TASK DETAILS :: Count the lines in the entries below that include the word "供水效益". Give nothing but the number.

+ + +

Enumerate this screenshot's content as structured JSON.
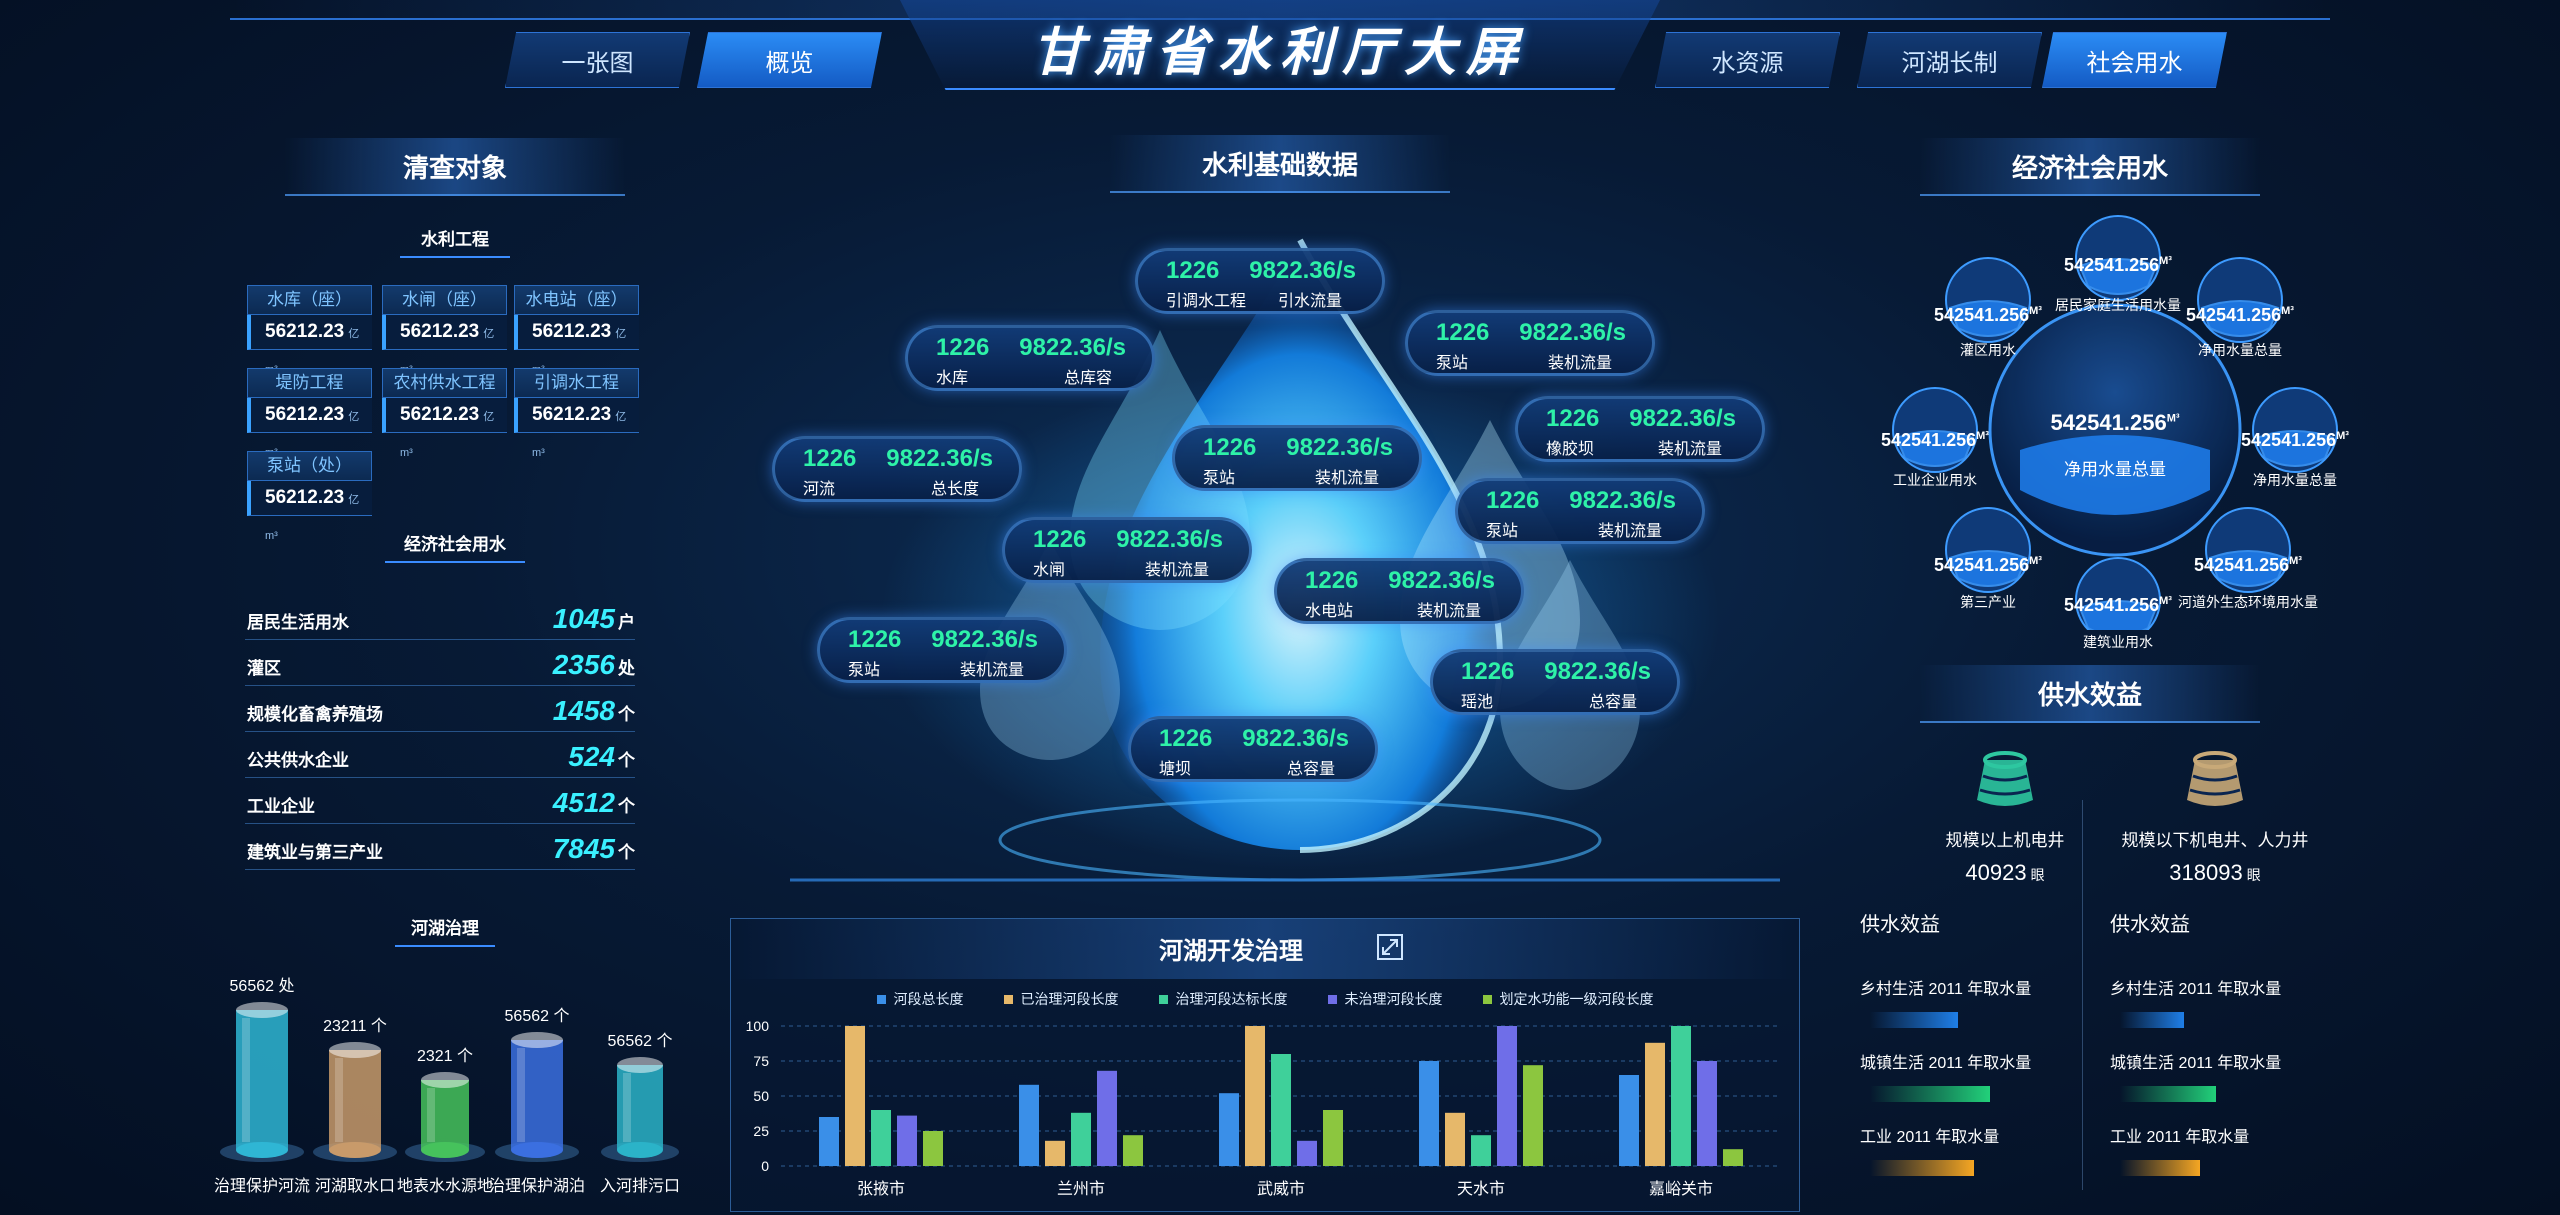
{
  "header": {
    "title": "甘肃省水利厅大屏",
    "nav_left": [
      "一张图",
      "概览"
    ],
    "nav_right": [
      "水资源",
      "河湖长制",
      "社会用水"
    ],
    "active": "概览"
  },
  "left": {
    "panel_title": "清查对象",
    "section_water": "水利工程",
    "cards": [
      {
        "label": "水库（座）",
        "value": "56212.23",
        "unit": "亿m³"
      },
      {
        "label": "水闸（座）",
        "value": "56212.23",
        "unit": "亿m³"
      },
      {
        "label": "水电站（座）",
        "value": "56212.23",
        "unit": "亿m³"
      },
      {
        "label": "堤防工程",
        "value": "56212.23",
        "unit": "亿m³"
      },
      {
        "label": "农村供水工程",
        "value": "56212.23",
        "unit": "亿m³"
      },
      {
        "label": "引调水工程",
        "value": "56212.23",
        "unit": "亿m³"
      },
      {
        "label": "泵站（处）",
        "value": "56212.23",
        "unit": "亿m³"
      }
    ],
    "section_social": "经济社会用水",
    "stats": [
      {
        "label": "居民生活用水",
        "value": "1045",
        "unit": "户"
      },
      {
        "label": "灌区",
        "value": "2356",
        "unit": "处"
      },
      {
        "label": "规模化畜禽养殖场",
        "value": "1458",
        "unit": "个"
      },
      {
        "label": "公共供水企业",
        "value": "524",
        "unit": "个"
      },
      {
        "label": "工业企业",
        "value": "4512",
        "unit": "个"
      },
      {
        "label": "建筑业与第三产业",
        "value": "7845",
        "unit": "个"
      }
    ],
    "section_river": "河湖治理",
    "cylinders": [
      {
        "label": "治理保护河流",
        "value": "56562 处",
        "color": "#2fb6d4"
      },
      {
        "label": "河湖取水口",
        "value": "23211 个",
        "color": "#c89a6a"
      },
      {
        "label": "地表水水源地",
        "value": "2321 个",
        "color": "#46c25c"
      },
      {
        "label": "治理保护湖泊",
        "value": "56562 个",
        "color": "#3b6fe0"
      },
      {
        "label": "入河排污口",
        "value": "56562 个",
        "color": "#2bb3c8"
      }
    ]
  },
  "center": {
    "panel_title": "水利基础数据",
    "pills": [
      {
        "n1": "1226",
        "n2": "9822.36/s",
        "l1": "引调水工程",
        "l2": "引水流量"
      },
      {
        "n1": "1226",
        "n2": "9822.36/s",
        "l1": "水库",
        "l2": "总库容"
      },
      {
        "n1": "1226",
        "n2": "9822.36/s",
        "l1": "泵站",
        "l2": "装机流量"
      },
      {
        "n1": "1226",
        "n2": "9822.36/s",
        "l1": "河流",
        "l2": "总长度"
      },
      {
        "n1": "1226",
        "n2": "9822.36/s",
        "l1": "泵站",
        "l2": "装机流量"
      },
      {
        "n1": "1226",
        "n2": "9822.36/s",
        "l1": "橡胶坝",
        "l2": "装机流量"
      },
      {
        "n1": "1226",
        "n2": "9822.36/s",
        "l1": "水闸",
        "l2": "装机流量"
      },
      {
        "n1": "1226",
        "n2": "9822.36/s",
        "l1": "泵站",
        "l2": "装机流量"
      },
      {
        "n1": "1226",
        "n2": "9822.36/s",
        "l1": "水电站",
        "l2": "装机流量"
      },
      {
        "n1": "1226",
        "n2": "9822.36/s",
        "l1": "泵站",
        "l2": "装机流量"
      },
      {
        "n1": "1226",
        "n2": "9822.36/s",
        "l1": "瑶池",
        "l2": "总容量"
      },
      {
        "n1": "1226",
        "n2": "9822.36/s",
        "l1": "塘坝",
        "l2": "总容量"
      }
    ]
  },
  "chart_data": {
    "type": "bar",
    "title": "河湖开发治理",
    "categories": [
      "张掖市",
      "兰州市",
      "武威市",
      "天水市",
      "嘉峪关市"
    ],
    "ylim": [
      0,
      100
    ],
    "yticks": [
      "0",
      "25",
      "50",
      "75",
      "100"
    ],
    "legend_position": "top",
    "grid": true,
    "series": [
      {
        "name": "河段总长度",
        "color": "#3a8fe8",
        "values": [
          35,
          58,
          52,
          75,
          65
        ]
      },
      {
        "name": "已治理河段长度",
        "color": "#e6b86a",
        "values": [
          105,
          18,
          105,
          38,
          88
        ]
      },
      {
        "name": "治理河段达标长度",
        "color": "#3fd09a",
        "values": [
          40,
          38,
          80,
          22,
          105
        ]
      },
      {
        "name": "未治理河段长度",
        "color": "#6f6ee8",
        "values": [
          36,
          68,
          18,
          108,
          75
        ]
      },
      {
        "name": "划定水功能一级河段长度",
        "color": "#8cc63f",
        "values": [
          25,
          22,
          40,
          72,
          12
        ]
      }
    ]
  },
  "right": {
    "panel_title": "经济社会用水",
    "center_orb": {
      "value": "542541.256",
      "unit": "M³",
      "label": "净用水量总量"
    },
    "orbs": [
      {
        "value": "542541.256",
        "unit": "M³",
        "label": "居民家庭生活用水量"
      },
      {
        "value": "542541.256",
        "unit": "M³",
        "label": "净用水量总量"
      },
      {
        "value": "542541.256",
        "unit": "M³",
        "label": "净用水量总量"
      },
      {
        "value": "542541.256",
        "unit": "M³",
        "label": "河道外生态环境用水量"
      },
      {
        "value": "542541.256",
        "unit": "M³",
        "label": "建筑业用水"
      },
      {
        "value": "542541.256",
        "unit": "M³",
        "label": "第三产业"
      },
      {
        "value": "542541.256",
        "unit": "M³",
        "label": "工业企业用水"
      },
      {
        "value": "542541.256",
        "unit": "M³",
        "label": "灌区用水"
      }
    ],
    "supply_title": "供水效益",
    "wells": [
      {
        "label": "规模以上机电井",
        "value": "40923",
        "unit": "眼",
        "color": "#2ec7a0"
      },
      {
        "label": "规模以下机电井、人力井",
        "value": "318093",
        "unit": "眼",
        "color": "#c8a978"
      }
    ],
    "benefit_title": "供水效益",
    "benefits_left": [
      {
        "label": "乡村生活 2011 年取水量",
        "level": 0.55,
        "color": "#1f7fe8"
      },
      {
        "label": "城镇生活 2011 年取水量",
        "level": 0.75,
        "color": "#22d17a"
      },
      {
        "label": "工业 2011 年取水量",
        "level": 0.65,
        "color": "#f5a623"
      }
    ],
    "benefits_right": [
      {
        "label": "乡村生活 2011 年取水量",
        "level": 0.4,
        "color": "#1f7fe8"
      },
      {
        "label": "城镇生活 2011 年取水量",
        "level": 0.6,
        "color": "#22d17a"
      },
      {
        "label": "工业 2011 年取水量",
        "level": 0.5,
        "color": "#f5a623"
      }
    ]
  }
}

+ + +

THE ANSWER :: 2